Stored data
↓↓↓

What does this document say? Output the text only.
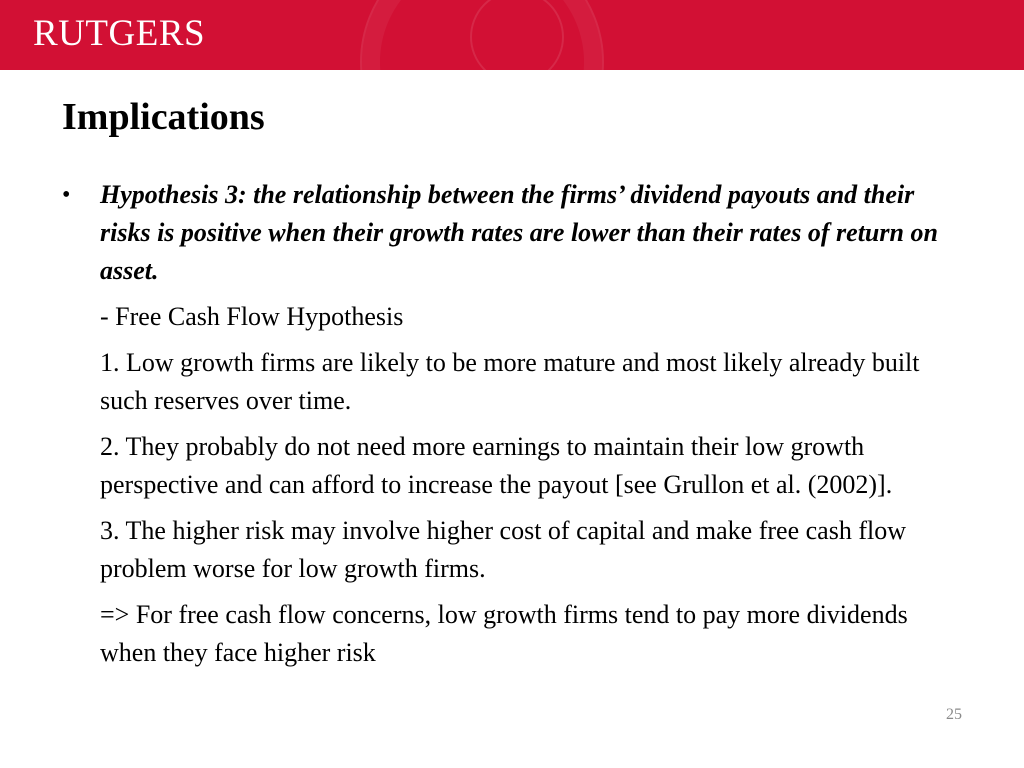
RUTGERS
Implications
• Hypothesis 3: the relationship between the firms’ dividend payouts and their risks is positive when their growth rates are lower than their rates of return on asset.

- Free Cash Flow Hypothesis

1. Low growth firms are likely to be more mature and most likely already built such reserves over time.

2. They probably do not need more earnings to maintain their low growth perspective and can afford to increase the payout [see Grullon et al. (2002)].

3. The higher risk may involve higher cost of capital and make free cash flow problem worse for low growth firms.

=> For free cash flow concerns, low growth firms tend to pay more dividends when they face higher risk

25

↑↑↑

Images must not appear in the copy; reproduce everything else in the records verbatim.

What does this document say? Output the text only.
RUTGERS
Implications
• Hypothesis 3: the relationship between the firms’ dividend payouts and their risks is positive when their growth rates are lower than their rates of return on asset.

- Free Cash Flow Hypothesis

1. Low growth firms are likely to be more mature and most likely already built such reserves over time.

2. They probably do not need more earnings to maintain their low growth perspective and can afford to increase the payout [see Grullon et al. (2002)].

3. The higher risk may involve higher cost of capital and make free cash flow problem worse for low growth firms.

=> For free cash flow concerns, low growth firms tend to pay more dividends when they face higher risk

25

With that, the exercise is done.